[Data listing]
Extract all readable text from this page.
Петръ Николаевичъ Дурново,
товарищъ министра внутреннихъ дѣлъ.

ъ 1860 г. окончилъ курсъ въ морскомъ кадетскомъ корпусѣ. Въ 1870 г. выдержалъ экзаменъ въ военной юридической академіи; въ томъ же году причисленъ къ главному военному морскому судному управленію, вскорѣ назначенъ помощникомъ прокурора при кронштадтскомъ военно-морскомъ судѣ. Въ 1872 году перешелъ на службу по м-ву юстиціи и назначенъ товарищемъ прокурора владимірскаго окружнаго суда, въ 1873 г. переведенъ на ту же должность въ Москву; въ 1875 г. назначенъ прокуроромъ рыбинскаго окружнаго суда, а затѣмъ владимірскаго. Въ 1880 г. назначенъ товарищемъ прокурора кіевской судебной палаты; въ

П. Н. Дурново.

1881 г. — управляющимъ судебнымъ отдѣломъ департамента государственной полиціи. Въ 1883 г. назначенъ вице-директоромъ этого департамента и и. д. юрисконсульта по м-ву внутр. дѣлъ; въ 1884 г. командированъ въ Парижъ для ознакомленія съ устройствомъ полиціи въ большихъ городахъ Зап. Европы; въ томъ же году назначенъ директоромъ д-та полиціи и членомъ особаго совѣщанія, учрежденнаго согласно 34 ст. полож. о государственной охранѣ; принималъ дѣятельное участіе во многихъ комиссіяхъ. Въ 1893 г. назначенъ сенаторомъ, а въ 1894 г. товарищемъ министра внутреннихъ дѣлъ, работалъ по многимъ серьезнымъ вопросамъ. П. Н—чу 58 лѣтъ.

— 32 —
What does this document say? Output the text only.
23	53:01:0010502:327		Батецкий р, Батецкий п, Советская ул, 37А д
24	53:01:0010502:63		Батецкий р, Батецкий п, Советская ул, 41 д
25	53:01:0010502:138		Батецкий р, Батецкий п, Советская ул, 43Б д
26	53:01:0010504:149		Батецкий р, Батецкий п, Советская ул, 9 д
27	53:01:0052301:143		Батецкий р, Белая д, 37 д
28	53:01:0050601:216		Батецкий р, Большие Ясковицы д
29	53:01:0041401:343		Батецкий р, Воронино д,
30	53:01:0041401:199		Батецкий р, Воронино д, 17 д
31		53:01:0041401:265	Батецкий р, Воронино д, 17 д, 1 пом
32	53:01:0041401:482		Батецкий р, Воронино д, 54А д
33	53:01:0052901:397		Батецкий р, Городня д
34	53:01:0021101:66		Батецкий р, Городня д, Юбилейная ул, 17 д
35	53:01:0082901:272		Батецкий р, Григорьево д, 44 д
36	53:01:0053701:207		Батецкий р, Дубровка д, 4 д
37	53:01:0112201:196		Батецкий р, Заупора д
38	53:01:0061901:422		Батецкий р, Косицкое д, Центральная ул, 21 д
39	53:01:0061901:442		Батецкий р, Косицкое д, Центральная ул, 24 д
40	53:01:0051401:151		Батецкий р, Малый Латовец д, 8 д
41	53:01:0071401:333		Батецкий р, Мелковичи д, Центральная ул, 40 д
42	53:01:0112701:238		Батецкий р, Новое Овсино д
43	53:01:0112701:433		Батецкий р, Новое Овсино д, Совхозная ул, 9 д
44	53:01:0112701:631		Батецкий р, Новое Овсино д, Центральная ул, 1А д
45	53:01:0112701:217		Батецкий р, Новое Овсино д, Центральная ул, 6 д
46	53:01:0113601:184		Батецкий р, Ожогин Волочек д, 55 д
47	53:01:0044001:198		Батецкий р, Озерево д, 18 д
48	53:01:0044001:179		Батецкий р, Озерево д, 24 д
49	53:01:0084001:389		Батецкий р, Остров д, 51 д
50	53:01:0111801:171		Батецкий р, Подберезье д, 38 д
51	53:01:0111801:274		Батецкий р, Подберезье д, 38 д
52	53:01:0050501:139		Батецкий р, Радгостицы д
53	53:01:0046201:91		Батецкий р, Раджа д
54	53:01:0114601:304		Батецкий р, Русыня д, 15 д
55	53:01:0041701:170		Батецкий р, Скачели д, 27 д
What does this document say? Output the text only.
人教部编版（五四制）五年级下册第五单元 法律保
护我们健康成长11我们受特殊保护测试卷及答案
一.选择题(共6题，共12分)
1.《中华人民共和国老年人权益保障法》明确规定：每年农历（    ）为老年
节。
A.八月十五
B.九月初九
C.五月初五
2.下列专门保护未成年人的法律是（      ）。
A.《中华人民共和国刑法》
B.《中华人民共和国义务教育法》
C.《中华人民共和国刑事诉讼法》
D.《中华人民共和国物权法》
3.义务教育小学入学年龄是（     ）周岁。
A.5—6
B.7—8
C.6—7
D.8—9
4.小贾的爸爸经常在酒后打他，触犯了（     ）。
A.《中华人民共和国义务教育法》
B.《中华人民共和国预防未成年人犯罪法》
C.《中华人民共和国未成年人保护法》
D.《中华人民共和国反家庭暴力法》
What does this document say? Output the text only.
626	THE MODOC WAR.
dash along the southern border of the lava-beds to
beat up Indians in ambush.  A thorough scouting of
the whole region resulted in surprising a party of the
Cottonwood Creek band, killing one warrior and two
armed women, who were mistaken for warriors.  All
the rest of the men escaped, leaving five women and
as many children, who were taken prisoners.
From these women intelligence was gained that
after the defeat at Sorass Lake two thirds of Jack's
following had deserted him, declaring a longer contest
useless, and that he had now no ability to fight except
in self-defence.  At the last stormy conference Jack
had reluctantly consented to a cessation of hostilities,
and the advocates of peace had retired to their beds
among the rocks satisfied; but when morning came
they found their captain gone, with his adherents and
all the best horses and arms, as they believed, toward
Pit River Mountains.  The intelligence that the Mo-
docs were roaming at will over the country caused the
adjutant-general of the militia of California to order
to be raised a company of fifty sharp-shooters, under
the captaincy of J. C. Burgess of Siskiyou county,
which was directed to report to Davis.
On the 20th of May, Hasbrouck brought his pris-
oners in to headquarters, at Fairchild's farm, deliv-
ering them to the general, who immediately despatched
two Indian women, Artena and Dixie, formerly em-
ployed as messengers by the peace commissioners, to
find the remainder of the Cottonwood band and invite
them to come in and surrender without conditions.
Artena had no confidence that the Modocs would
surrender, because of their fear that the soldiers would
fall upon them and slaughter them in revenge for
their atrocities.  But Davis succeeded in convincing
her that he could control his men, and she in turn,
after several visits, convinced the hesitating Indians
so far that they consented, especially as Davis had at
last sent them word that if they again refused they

# [Stated goal]
Each record should come back exactly as written.

# [Task solution]
Extract all readable text from this page.
Петръ Николаевичъ Дурново,
товарищъ министра внутреннихъ дѣлъ.

ъ 1860 г. окончилъ курсъ въ морскомъ кадетскомъ корпусѣ. Въ 1870 г. выдержалъ экзаменъ въ военной юридической академіи; въ томъ же году причисленъ къ главному военному морскому судному управленію, вскорѣ назначенъ помощникомъ прокурора при кронштадтскомъ военно-морскомъ судѣ. Въ 1872 году перешелъ на службу по м-ву юстиціи и назначенъ товарищемъ прокурора владимірскаго окружнаго суда, въ 1873 г. переведенъ на ту же должность въ Москву; въ 1875 г. назначенъ прокуроромъ рыбинскаго окружнаго суда, а затѣмъ владимірскаго. Въ 1880 г. назначенъ товарищемъ прокурора кіевской судебной палаты; въ

П. Н. Дурново.

1881 г. — управляющимъ судебнымъ отдѣломъ департамента государственной полиціи. Въ 1883 г. назначенъ вице-директоромъ этого департамента и и. д. юрисконсульта по м-ву внутр. дѣлъ; въ 1884 г. командированъ въ Парижъ для ознакомленія съ устройствомъ полиціи въ большихъ городахъ Зап. Европы; въ томъ же году назначенъ директоромъ д-та полиціи и членомъ особаго совѣщанія, учрежденнаго согласно 34 ст. полож. о государственной охранѣ; принималъ дѣятельное участіе во многихъ комиссіяхъ. Въ 1893 г. назначенъ сенаторомъ, а въ 1894 г. товарищемъ министра внутреннихъ дѣлъ, работалъ по многимъ серьезнымъ вопросамъ. П. Н—чу 58 лѣтъ.

— 32 —
What does this document say? Output the text only.
23	53:01:0010502:327		Батецкий р, Батецкий п, Советская ул, 37А д
24	53:01:0010502:63		Батецкий р, Батецкий п, Советская ул, 41 д
25	53:01:0010502:138		Батецкий р, Батецкий п, Советская ул, 43Б д
26	53:01:0010504:149		Батецкий р, Батецкий п, Советская ул, 9 д
27	53:01:0052301:143		Батецкий р, Белая д, 37 д
28	53:01:0050601:216		Батецкий р, Большие Ясковицы д
29	53:01:0041401:343		Батецкий р, Воронино д,
30	53:01:0041401:199		Батецкий р, Воронино д, 17 д
31		53:01:0041401:265	Батецкий р, Воронино д, 17 д, 1 пом
32	53:01:0041401:482		Батецкий р, Воронино д, 54А д
33	53:01:0052901:397		Батецкий р, Городня д
34	53:01:0021101:66		Батецкий р, Городня д, Юбилейная ул, 17 д
35	53:01:0082901:272		Батецкий р, Григорьево д, 44 д
36	53:01:0053701:207		Батецкий р, Дубровка д, 4 д
37	53:01:0112201:196		Батецкий р, Заупора д
38	53:01:0061901:422		Батецкий р, Косицкое д, Центральная ул, 21 д
39	53:01:0061901:442		Батецкий р, Косицкое д, Центральная ул, 24 д
40	53:01:0051401:151		Батецкий р, Малый Латовец д, 8 д
41	53:01:0071401:333		Батецкий р, Мелковичи д, Центральная ул, 40 д
42	53:01:0112701:238		Батецкий р, Новое Овсино д
43	53:01:0112701:433		Батецкий р, Новое Овсино д, Совхозная ул, 9 д
44	53:01:0112701:631		Батецкий р, Новое Овсино д, Центральная ул, 1А д
45	53:01:0112701:217		Батецкий р, Новое Овсино д, Центральная ул, 6 д
46	53:01:0113601:184		Батецкий р, Ожогин Волочек д, 55 д
47	53:01:0044001:198		Батецкий р, Озерево д, 18 д
48	53:01:0044001:179		Батецкий р, Озерево д, 24 д
49	53:01:0084001:389		Батецкий р, Остров д, 51 д
50	53:01:0111801:171		Батецкий р, Подберезье д, 38 д
51	53:01:0111801:274		Батецкий р, Подберезье д, 38 д
52	53:01:0050501:139		Батецкий р, Радгостицы д
53	53:01:0046201:91		Батецкий р, Раджа д
54	53:01:0114601:304		Батецкий р, Русыня д, 15 д
55	53:01:0041701:170		Батецкий р, Скачели д, 27 д
What does this document say? Output the text only.
人教部编版（五四制）五年级下册第五单元 法律保
护我们健康成长11我们受特殊保护测试卷及答案
一.选择题(共6题，共12分)
1.《中华人民共和国老年人权益保障法》明确规定：每年农历（    ）为老年
节。
A.八月十五
B.九月初九
C.五月初五
2.下列专门保护未成年人的法律是（      ）。
A.《中华人民共和国刑法》
B.《中华人民共和国义务教育法》
C.《中华人民共和国刑事诉讼法》
D.《中华人民共和国物权法》
3.义务教育小学入学年龄是（     ）周岁。
A.5—6
B.7—8
C.6—7
D.8—9
4.小贾的爸爸经常在酒后打他，触犯了（     ）。
A.《中华人民共和国义务教育法》
B.《中华人民共和国预防未成年人犯罪法》
C.《中华人民共和国未成年人保护法》
D.《中华人民共和国反家庭暴力法》
What does this document say? Output the text only.
626	THE MODOC WAR.
dash along the southern border of the lava-beds to
beat up Indians in ambush.  A thorough scouting of
the whole region resulted in surprising a party of the
Cottonwood Creek band, killing one warrior and two
armed women, who were mistaken for warriors.  All
the rest of the men escaped, leaving five women and
as many children, who were taken prisoners.
From these women intelligence was gained that
after the defeat at Sorass Lake two thirds of Jack's
following had deserted him, declaring a longer contest
useless, and that he had now no ability to fight except
in self-defence.  At the last stormy conference Jack
had reluctantly consented to a cessation of hostilities,
and the advocates of peace had retired to their beds
among the rocks satisfied; but when morning came
they found their captain gone, with his adherents and
all the best horses and arms, as they believed, toward
Pit River Mountains.  The intelligence that the Mo-
docs were roaming at will over the country caused the
adjutant-general of the militia of California to order
to be raised a company of fifty sharp-shooters, under
the captaincy of J. C. Burgess of Siskiyou county,
which was directed to report to Davis.
On the 20th of May, Hasbrouck brought his pris-
oners in to headquarters, at Fairchild's farm, deliv-
ering them to the general, who immediately despatched
two Indian women, Artena and Dixie, formerly em-
ployed as messengers by the peace commissioners, to
find the remainder of the Cottonwood band and invite
them to come in and surrender without conditions.
Artena had no confidence that the Modocs would
surrender, because of their fear that the soldiers would
fall upon them and slaughter them in revenge for
their atrocities.  But Davis succeeded in convincing
her that he could control his men, and she in turn,
after several visits, convinced the hesitating Indians
so far that they consented, especially as Davis had at
last sent them word that if they again refused they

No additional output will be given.